- **Exercise prompt**:
Copy every line of the entries that includes the word "xlabel".

- **Dataset**:
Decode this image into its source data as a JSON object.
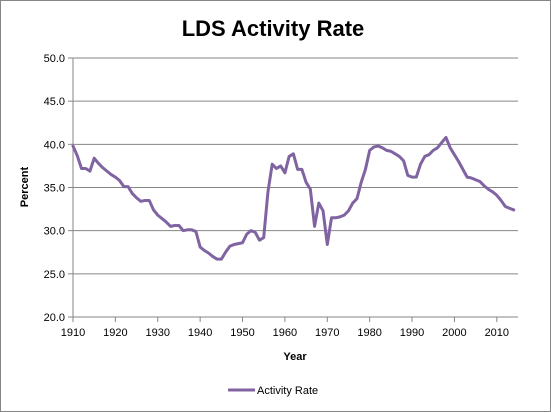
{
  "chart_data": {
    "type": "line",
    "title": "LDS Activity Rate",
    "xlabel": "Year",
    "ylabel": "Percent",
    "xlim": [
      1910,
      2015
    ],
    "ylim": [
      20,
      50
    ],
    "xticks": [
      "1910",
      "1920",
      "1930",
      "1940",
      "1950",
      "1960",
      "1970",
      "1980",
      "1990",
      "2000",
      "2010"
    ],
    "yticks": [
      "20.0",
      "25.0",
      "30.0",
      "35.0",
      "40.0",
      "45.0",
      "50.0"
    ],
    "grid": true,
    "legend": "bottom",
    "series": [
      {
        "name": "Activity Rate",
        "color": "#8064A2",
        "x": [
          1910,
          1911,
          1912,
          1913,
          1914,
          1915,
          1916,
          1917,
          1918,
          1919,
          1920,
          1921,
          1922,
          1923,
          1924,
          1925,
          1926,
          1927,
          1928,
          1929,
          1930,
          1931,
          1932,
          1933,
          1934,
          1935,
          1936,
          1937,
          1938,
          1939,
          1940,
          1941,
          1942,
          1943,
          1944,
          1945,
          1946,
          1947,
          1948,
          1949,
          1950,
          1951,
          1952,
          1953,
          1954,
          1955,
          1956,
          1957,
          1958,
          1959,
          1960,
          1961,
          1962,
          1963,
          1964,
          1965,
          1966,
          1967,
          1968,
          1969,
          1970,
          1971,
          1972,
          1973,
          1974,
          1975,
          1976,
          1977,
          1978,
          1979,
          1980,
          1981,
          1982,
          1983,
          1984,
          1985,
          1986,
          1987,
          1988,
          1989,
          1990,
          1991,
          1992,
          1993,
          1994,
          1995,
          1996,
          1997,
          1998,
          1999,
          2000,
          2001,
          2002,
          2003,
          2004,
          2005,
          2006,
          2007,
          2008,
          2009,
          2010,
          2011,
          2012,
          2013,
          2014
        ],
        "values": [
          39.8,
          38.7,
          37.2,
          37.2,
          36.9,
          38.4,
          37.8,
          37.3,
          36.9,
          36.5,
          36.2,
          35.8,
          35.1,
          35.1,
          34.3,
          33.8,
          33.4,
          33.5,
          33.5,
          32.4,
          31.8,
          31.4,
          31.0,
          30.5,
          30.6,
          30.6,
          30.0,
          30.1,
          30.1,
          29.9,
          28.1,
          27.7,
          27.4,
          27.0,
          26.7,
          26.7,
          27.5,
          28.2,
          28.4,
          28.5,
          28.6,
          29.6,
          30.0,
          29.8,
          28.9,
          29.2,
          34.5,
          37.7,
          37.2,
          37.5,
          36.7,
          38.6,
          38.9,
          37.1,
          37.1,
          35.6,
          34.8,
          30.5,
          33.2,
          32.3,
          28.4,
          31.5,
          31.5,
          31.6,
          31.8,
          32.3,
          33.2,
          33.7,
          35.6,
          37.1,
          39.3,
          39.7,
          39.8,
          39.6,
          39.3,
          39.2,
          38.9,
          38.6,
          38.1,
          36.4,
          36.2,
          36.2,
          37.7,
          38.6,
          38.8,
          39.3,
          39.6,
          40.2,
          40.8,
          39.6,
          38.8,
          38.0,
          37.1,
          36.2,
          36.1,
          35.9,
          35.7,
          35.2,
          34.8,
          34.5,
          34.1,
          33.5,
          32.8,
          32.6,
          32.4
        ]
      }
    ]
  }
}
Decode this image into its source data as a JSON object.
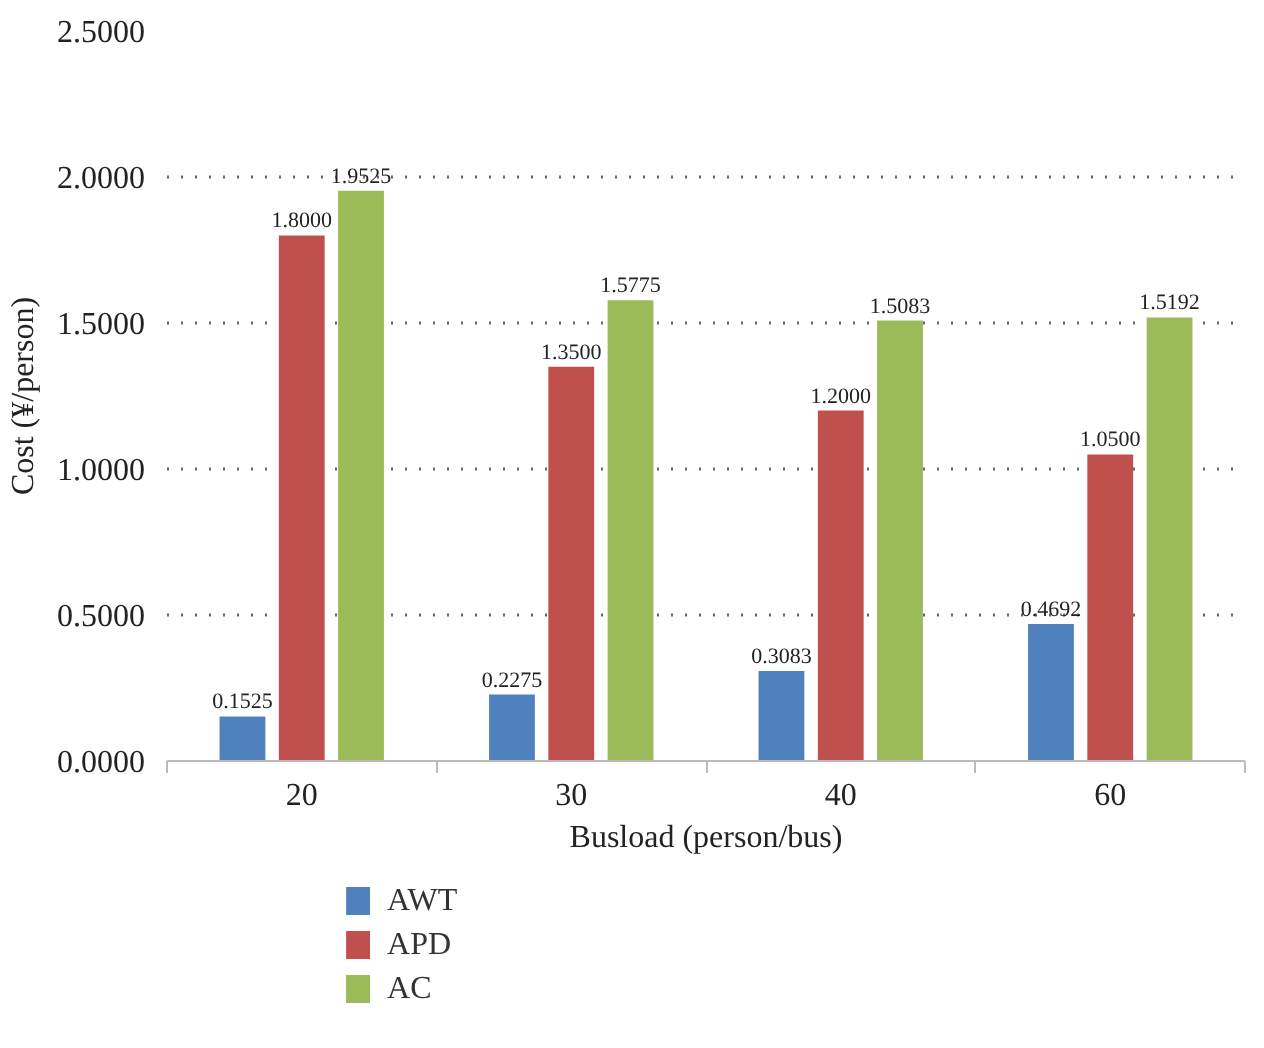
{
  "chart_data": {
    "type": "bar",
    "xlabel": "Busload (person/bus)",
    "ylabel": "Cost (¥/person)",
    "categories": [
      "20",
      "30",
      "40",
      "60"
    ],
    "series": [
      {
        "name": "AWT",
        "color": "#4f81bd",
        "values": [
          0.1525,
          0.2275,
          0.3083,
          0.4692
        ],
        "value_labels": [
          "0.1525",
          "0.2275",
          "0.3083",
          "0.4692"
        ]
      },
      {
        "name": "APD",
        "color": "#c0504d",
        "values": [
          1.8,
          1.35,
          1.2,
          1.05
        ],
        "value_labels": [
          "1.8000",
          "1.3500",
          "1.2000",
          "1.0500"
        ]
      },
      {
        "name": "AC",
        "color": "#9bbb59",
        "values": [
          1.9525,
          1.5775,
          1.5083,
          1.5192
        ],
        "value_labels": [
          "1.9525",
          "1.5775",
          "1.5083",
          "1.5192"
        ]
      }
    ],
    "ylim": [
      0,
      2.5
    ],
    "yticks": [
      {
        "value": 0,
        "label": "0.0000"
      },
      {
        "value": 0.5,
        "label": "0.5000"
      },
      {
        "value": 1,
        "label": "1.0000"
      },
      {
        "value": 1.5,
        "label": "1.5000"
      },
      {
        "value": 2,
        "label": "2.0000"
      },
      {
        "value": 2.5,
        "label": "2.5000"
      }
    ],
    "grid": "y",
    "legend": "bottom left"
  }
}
...
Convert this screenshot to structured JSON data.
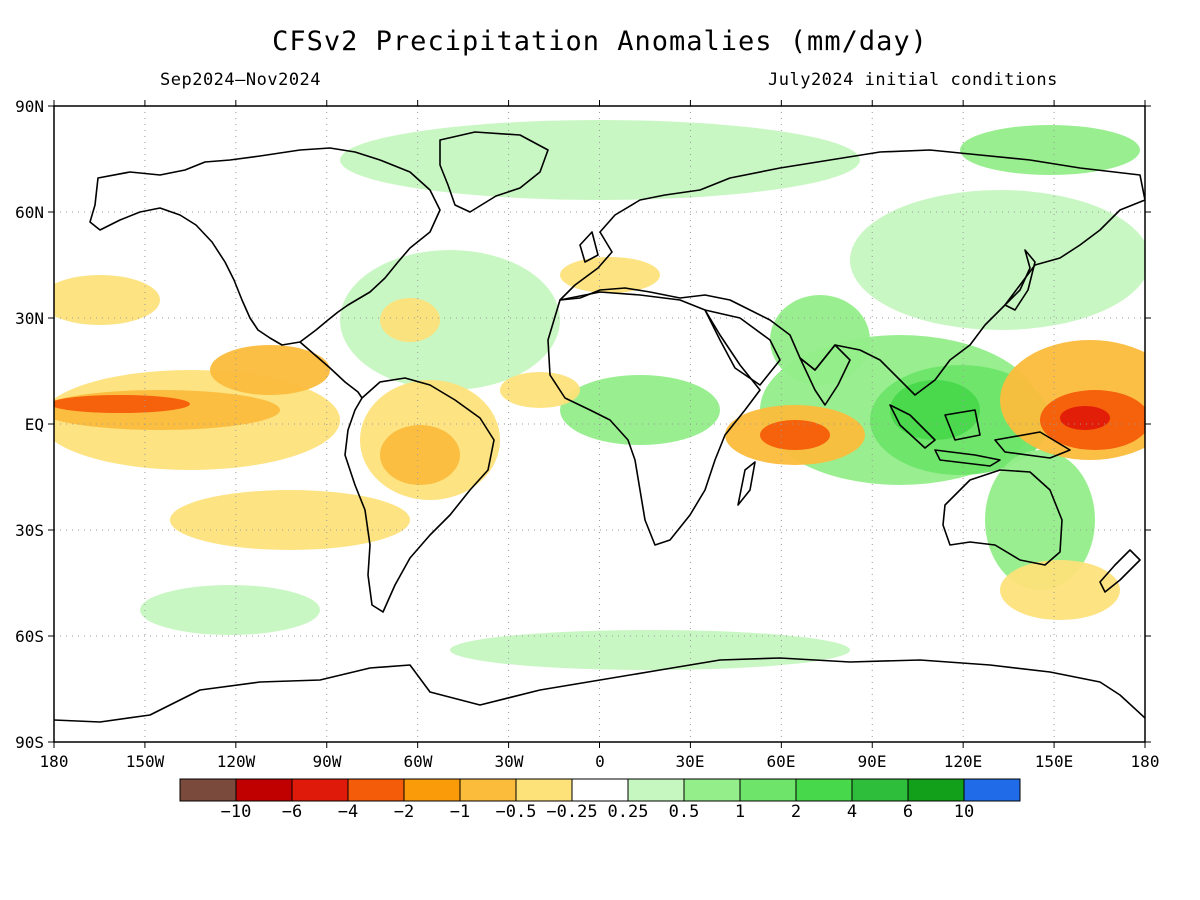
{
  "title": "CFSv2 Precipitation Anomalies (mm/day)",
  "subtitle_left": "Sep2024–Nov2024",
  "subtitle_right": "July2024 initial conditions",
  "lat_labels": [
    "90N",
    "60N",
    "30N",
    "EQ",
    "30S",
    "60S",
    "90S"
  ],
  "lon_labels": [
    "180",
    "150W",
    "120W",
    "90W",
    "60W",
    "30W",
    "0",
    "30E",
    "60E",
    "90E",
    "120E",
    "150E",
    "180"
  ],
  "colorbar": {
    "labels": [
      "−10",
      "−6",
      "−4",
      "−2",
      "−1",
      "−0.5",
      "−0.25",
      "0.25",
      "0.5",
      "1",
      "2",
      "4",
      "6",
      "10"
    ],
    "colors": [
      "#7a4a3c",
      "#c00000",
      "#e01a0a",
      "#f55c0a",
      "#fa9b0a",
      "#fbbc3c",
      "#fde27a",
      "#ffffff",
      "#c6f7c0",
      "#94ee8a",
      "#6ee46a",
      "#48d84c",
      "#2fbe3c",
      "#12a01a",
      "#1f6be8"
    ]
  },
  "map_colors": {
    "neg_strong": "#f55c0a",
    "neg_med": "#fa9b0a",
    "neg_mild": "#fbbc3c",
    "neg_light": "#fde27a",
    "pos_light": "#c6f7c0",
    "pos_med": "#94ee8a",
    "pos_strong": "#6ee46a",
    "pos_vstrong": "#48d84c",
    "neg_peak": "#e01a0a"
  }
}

- **The reply**:
    "xlabel": "Year",
    "xlabel": "Busload (person/bus)",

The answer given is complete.